> _Exercise_: In the entries below, count every line with the string "JSON". State the count and nothing else.

┄┄┄┄┄┄

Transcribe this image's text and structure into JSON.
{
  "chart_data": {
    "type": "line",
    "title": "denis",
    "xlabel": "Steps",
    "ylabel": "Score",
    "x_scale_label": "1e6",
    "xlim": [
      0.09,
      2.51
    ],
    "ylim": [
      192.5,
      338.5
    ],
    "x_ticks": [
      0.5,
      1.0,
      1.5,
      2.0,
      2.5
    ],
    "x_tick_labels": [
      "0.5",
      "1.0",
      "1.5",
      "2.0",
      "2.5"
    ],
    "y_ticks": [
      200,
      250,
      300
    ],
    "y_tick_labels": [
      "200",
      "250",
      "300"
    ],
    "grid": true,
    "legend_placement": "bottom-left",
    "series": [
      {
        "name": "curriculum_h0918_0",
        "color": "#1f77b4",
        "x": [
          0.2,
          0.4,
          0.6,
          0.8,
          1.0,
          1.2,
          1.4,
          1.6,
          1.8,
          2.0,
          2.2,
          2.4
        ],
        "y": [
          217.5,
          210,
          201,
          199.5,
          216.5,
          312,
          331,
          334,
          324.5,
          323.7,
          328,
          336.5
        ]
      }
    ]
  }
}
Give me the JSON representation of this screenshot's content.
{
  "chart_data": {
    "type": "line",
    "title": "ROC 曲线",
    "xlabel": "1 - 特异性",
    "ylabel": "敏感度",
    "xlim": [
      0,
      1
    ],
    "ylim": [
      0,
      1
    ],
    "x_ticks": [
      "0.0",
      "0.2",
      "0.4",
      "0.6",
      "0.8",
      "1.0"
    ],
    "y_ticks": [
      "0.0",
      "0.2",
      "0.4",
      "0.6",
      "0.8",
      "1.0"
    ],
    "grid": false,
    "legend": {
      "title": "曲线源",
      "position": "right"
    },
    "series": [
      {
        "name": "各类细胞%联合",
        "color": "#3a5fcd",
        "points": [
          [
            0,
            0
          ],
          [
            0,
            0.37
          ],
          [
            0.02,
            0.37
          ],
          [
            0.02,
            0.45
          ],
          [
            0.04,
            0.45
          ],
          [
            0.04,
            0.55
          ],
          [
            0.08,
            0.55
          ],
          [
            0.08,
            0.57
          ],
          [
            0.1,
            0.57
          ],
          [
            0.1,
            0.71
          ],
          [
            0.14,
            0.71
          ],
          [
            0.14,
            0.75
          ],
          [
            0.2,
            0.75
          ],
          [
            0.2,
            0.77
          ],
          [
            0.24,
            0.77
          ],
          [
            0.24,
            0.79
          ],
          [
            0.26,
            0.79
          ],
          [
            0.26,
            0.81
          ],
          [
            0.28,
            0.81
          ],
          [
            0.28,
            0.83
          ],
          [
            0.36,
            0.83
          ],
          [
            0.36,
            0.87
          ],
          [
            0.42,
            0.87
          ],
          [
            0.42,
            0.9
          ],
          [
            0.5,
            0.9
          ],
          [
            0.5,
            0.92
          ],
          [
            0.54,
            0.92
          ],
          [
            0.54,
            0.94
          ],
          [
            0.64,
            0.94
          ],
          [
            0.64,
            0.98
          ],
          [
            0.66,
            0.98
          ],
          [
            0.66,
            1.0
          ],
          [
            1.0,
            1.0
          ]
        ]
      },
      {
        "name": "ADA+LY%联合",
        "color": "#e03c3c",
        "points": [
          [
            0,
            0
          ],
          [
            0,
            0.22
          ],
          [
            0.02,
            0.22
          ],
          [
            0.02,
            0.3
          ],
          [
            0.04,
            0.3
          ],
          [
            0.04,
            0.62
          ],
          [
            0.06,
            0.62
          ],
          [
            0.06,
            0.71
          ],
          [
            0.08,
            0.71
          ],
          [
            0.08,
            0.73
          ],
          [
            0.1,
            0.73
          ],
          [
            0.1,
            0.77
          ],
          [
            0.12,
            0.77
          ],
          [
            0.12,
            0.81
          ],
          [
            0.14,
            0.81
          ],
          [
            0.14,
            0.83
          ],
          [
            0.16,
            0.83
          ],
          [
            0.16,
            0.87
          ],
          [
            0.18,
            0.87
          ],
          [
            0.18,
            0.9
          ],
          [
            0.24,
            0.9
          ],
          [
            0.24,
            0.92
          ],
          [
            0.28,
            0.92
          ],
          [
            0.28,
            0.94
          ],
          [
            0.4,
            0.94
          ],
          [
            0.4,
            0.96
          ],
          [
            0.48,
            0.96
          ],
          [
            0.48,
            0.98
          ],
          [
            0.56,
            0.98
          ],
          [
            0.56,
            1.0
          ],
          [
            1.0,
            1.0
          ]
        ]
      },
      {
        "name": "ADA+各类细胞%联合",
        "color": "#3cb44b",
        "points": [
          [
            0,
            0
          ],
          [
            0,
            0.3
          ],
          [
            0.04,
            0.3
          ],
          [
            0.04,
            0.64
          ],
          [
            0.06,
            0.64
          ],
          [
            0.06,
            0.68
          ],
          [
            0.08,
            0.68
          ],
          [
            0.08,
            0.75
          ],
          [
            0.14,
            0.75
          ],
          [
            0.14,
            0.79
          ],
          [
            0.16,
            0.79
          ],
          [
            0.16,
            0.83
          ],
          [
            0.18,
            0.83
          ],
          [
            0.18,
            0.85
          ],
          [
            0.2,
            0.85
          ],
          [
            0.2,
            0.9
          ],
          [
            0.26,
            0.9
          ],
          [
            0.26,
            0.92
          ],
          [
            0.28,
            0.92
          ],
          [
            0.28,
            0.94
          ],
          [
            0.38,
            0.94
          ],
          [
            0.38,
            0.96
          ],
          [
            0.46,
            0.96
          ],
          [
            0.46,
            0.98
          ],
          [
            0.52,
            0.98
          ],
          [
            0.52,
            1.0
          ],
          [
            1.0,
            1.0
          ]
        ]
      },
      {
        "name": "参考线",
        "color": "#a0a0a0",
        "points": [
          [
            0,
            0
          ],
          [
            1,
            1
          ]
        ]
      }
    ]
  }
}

┄┄┄┄┄┄

> _Result_: 2